### WHAT YOU SHOULD DO
Write out the records again, exactly, leaving none out.
▬▬▬▬▬▬▬▬▬▬
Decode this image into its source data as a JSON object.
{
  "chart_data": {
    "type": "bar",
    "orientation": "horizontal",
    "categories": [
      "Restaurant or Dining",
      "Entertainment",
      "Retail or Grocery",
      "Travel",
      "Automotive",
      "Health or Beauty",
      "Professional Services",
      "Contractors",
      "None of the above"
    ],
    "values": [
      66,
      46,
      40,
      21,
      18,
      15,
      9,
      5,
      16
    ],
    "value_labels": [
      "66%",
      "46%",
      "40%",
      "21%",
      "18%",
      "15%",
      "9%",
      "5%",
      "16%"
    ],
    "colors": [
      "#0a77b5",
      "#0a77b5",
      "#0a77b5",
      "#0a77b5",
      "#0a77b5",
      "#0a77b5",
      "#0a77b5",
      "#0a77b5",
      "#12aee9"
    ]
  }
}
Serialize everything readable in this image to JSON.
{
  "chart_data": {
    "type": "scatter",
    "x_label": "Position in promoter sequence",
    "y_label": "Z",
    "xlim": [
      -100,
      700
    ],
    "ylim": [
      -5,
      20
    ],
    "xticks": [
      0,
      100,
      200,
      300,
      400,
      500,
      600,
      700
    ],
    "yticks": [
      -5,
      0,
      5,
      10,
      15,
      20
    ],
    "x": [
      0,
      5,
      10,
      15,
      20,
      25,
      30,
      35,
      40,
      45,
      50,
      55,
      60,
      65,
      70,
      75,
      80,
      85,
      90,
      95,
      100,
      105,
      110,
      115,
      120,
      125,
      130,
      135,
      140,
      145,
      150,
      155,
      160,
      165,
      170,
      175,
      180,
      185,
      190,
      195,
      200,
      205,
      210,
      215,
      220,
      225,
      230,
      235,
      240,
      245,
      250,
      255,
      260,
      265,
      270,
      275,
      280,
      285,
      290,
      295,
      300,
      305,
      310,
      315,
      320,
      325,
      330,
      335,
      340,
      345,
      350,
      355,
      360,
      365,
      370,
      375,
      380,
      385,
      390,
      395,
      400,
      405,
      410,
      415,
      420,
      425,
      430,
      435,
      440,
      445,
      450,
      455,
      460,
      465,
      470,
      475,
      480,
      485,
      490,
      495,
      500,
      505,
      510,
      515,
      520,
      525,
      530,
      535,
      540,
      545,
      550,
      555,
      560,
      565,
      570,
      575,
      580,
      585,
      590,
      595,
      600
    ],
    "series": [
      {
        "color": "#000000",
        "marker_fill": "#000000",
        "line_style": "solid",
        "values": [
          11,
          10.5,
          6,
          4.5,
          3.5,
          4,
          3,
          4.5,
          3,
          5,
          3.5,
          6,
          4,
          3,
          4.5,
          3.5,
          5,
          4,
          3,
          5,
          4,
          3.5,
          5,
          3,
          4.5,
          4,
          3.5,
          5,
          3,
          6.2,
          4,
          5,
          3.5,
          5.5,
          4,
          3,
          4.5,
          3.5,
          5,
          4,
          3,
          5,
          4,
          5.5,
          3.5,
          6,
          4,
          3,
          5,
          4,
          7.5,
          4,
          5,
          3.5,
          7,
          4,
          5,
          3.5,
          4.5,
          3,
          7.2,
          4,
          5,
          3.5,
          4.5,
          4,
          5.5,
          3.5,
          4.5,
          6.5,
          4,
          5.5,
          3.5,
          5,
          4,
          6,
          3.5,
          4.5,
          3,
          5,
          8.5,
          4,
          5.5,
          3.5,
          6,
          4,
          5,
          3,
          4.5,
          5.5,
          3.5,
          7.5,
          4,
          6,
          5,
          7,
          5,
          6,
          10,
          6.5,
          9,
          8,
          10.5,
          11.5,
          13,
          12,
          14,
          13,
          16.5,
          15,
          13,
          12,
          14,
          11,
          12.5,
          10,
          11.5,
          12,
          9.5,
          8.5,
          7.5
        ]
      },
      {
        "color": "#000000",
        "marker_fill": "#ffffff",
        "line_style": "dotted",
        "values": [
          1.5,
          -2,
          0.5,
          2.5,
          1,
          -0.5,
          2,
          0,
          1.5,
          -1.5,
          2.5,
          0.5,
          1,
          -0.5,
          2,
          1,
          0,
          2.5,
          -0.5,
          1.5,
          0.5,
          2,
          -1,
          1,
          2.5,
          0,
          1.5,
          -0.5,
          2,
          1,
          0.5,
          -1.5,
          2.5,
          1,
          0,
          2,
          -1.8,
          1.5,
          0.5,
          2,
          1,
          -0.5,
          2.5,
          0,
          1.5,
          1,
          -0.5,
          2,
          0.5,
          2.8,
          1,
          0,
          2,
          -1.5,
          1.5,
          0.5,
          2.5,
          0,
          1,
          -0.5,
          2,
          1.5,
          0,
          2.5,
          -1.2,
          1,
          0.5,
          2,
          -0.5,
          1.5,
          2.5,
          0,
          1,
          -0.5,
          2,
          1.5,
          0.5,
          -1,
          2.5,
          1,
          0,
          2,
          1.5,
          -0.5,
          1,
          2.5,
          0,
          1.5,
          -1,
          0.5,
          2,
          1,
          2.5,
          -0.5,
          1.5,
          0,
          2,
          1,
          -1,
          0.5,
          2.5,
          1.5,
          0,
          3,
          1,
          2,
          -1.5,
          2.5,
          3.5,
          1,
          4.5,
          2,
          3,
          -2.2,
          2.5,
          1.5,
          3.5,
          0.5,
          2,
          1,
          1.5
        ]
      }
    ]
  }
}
▬▬▬▬▬▬▬▬▬▬
### TASK RESULT
Decode this image into its source data as a JSON object.
{
  "chart_data": {
    "type": "bar",
    "orientation": "horizontal",
    "categories": [
      "Restaurant or Dining",
      "Entertainment",
      "Retail or Grocery",
      "Travel",
      "Automotive",
      "Health or Beauty",
      "Professional Services",
      "Contractors",
      "None of the above"
    ],
    "values": [
      66,
      46,
      40,
      21,
      18,
      15,
      9,
      5,
      16
    ],
    "value_labels": [
      "66%",
      "46%",
      "40%",
      "21%",
      "18%",
      "15%",
      "9%",
      "5%",
      "16%"
    ],
    "colors": [
      "#0a77b5",
      "#0a77b5",
      "#0a77b5",
      "#0a77b5",
      "#0a77b5",
      "#0a77b5",
      "#0a77b5",
      "#0a77b5",
      "#12aee9"
    ]
  }
}
Serialize everything readable in this image to JSON.
{
  "chart_data": {
    "type": "scatter",
    "x_label": "Position in promoter sequence",
    "y_label": "Z",
    "xlim": [
      -100,
      700
    ],
    "ylim": [
      -5,
      20
    ],
    "xticks": [
      0,
      100,
      200,
      300,
      400,
      500,
      600,
      700
    ],
    "yticks": [
      -5,
      0,
      5,
      10,
      15,
      20
    ],
    "x": [
      0,
      5,
      10,
      15,
      20,
      25,
      30,
      35,
      40,
      45,
      50,
      55,
      60,
      65,
      70,
      75,
      80,
      85,
      90,
      95,
      100,
      105,
      110,
      115,
      120,
      125,
      130,
      135,
      140,
      145,
      150,
      155,
      160,
      165,
      170,
      175,
      180,
      185,
      190,
      195,
      200,
      205,
      210,
      215,
      220,
      225,
      230,
      235,
      240,
      245,
      250,
      255,
      260,
      265,
      270,
      275,
      280,
      285,
      290,
      295,
      300,
      305,
      310,
      315,
      320,
      325,
      330,
      335,
      340,
      345,
      350,
      355,
      360,
      365,
      370,
      375,
      380,
      385,
      390,
      395,
      400,
      405,
      410,
      415,
      420,
      425,
      430,
      435,
      440,
      445,
      450,
      455,
      460,
      465,
      470,
      475,
      480,
      485,
      490,
      495,
      500,
      505,
      510,
      515,
      520,
      525,
      530,
      535,
      540,
      545,
      550,
      555,
      560,
      565,
      570,
      575,
      580,
      585,
      590,
      595,
      600
    ],
    "series": [
      {
        "color": "#000000",
        "marker_fill": "#000000",
        "line_style": "solid",
        "values": [
          11,
          10.5,
          6,
          4.5,
          3.5,
          4,
          3,
          4.5,
          3,
          5,
          3.5,
          6,
          4,
          3,
          4.5,
          3.5,
          5,
          4,
          3,
          5,
          4,
          3.5,
          5,
          3,
          4.5,
          4,
          3.5,
          5,
          3,
          6.2,
          4,
          5,
          3.5,
          5.5,
          4,
          3,
          4.5,
          3.5,
          5,
          4,
          3,
          5,
          4,
          5.5,
          3.5,
          6,
          4,
          3,
          5,
          4,
          7.5,
          4,
          5,
          3.5,
          7,
          4,
          5,
          3.5,
          4.5,
          3,
          7.2,
          4,
          5,
          3.5,
          4.5,
          4,
          5.5,
          3.5,
          4.5,
          6.5,
          4,
          5.5,
          3.5,
          5,
          4,
          6,
          3.5,
          4.5,
          3,
          5,
          8.5,
          4,
          5.5,
          3.5,
          6,
          4,
          5,
          3,
          4.5,
          5.5,
          3.5,
          7.5,
          4,
          6,
          5,
          7,
          5,
          6,
          10,
          6.5,
          9,
          8,
          10.5,
          11.5,
          13,
          12,
          14,
          13,
          16.5,
          15,
          13,
          12,
          14,
          11,
          12.5,
          10,
          11.5,
          12,
          9.5,
          8.5,
          7.5
        ]
      },
      {
        "color": "#000000",
        "marker_fill": "#ffffff",
        "line_style": "dotted",
        "values": [
          1.5,
          -2,
          0.5,
          2.5,
          1,
          -0.5,
          2,
          0,
          1.5,
          -1.5,
          2.5,
          0.5,
          1,
          -0.5,
          2,
          1,
          0,
          2.5,
          -0.5,
          1.5,
          0.5,
          2,
          -1,
          1,
          2.5,
          0,
          1.5,
          -0.5,
          2,
          1,
          0.5,
          -1.5,
          2.5,
          1,
          0,
          2,
          -1.8,
          1.5,
          0.5,
          2,
          1,
          -0.5,
          2.5,
          0,
          1.5,
          1,
          -0.5,
          2,
          0.5,
          2.8,
          1,
          0,
          2,
          -1.5,
          1.5,
          0.5,
          2.5,
          0,
          1,
          -0.5,
          2,
          1.5,
          0,
          2.5,
          -1.2,
          1,
          0.5,
          2,
          -0.5,
          1.5,
          2.5,
          0,
          1,
          -0.5,
          2,
          1.5,
          0.5,
          -1,
          2.5,
          1,
          0,
          2,
          1.5,
          -0.5,
          1,
          2.5,
          0,
          1.5,
          -1,
          0.5,
          2,
          1,
          2.5,
          -0.5,
          1.5,
          0,
          2,
          1,
          -1,
          0.5,
          2.5,
          1.5,
          0,
          3,
          1,
          2,
          -1.5,
          2.5,
          3.5,
          1,
          4.5,
          2,
          3,
          -2.2,
          2.5,
          1.5,
          3.5,
          0.5,
          2,
          1,
          1.5
        ]
      }
    ]
  }
}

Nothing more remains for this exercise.